Report every line from the material that contains the word "JSON".

[START]

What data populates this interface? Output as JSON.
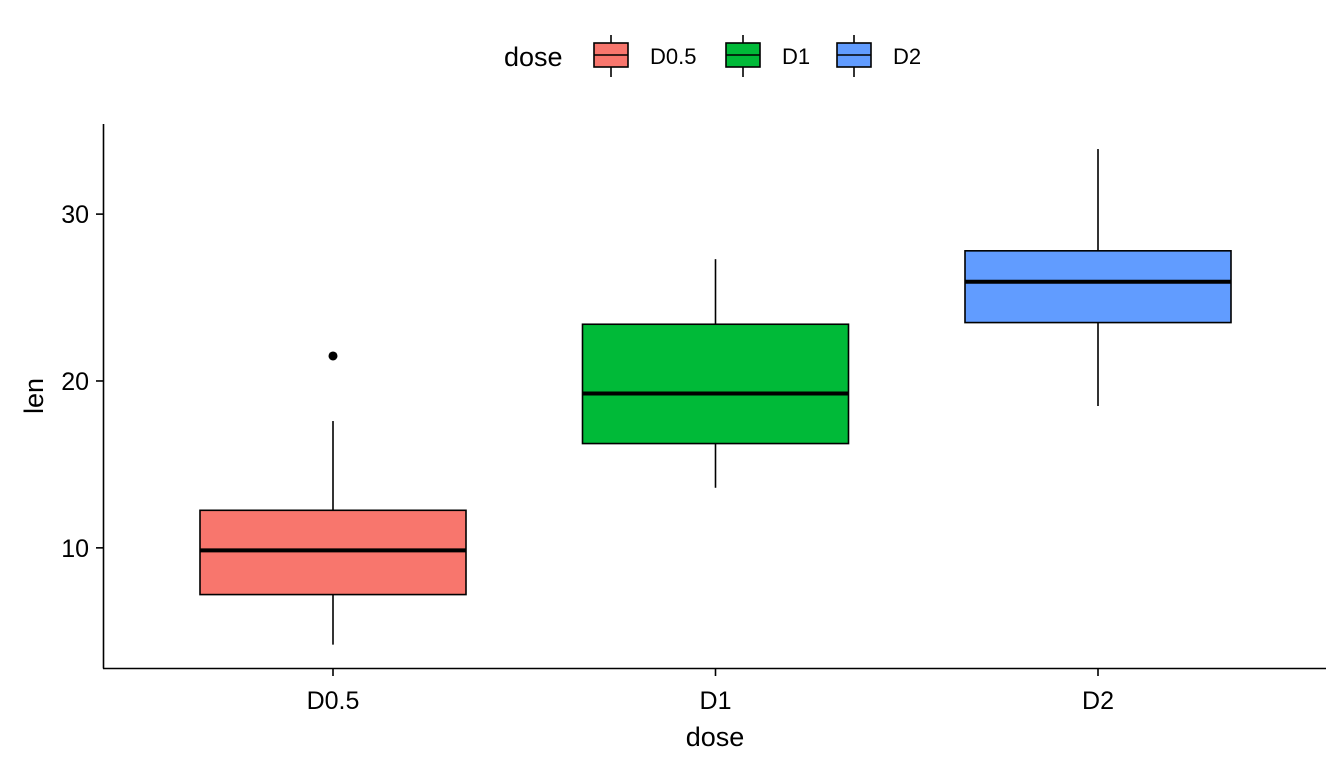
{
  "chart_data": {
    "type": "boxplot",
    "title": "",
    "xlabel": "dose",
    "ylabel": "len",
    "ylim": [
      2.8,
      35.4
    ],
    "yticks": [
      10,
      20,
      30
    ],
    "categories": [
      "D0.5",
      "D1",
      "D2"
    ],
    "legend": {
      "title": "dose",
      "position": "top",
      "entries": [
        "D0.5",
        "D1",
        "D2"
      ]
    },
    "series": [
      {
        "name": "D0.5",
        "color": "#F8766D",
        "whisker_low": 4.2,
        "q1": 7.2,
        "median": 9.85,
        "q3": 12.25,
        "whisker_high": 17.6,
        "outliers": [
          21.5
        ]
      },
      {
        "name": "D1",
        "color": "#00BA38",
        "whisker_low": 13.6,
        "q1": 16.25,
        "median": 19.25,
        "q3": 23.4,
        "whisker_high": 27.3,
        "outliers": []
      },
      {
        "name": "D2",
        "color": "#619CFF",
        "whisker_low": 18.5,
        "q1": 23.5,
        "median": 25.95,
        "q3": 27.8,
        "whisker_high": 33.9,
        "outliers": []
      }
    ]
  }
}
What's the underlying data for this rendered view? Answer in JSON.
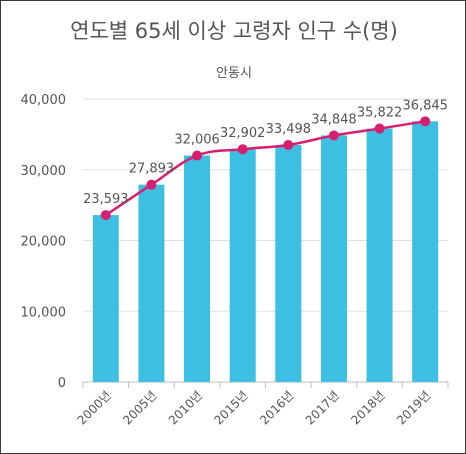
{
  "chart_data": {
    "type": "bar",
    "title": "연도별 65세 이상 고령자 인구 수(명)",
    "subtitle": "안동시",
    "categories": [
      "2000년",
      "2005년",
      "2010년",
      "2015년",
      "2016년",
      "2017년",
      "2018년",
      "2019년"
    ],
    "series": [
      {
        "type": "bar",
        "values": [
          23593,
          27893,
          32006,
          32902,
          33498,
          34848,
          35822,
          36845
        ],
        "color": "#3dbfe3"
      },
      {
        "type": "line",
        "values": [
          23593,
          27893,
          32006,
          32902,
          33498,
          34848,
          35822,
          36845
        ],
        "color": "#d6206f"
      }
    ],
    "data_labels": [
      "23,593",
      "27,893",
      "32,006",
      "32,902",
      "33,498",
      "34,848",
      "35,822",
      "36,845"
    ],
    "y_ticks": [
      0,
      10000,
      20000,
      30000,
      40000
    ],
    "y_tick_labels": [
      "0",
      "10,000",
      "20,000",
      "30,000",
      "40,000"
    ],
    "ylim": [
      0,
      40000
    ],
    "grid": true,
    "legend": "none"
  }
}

[END]

# [TASK RESULT]
What data populates this interface? Output as JSON.
What's the underlying data for this rendered view? Answer in JSON.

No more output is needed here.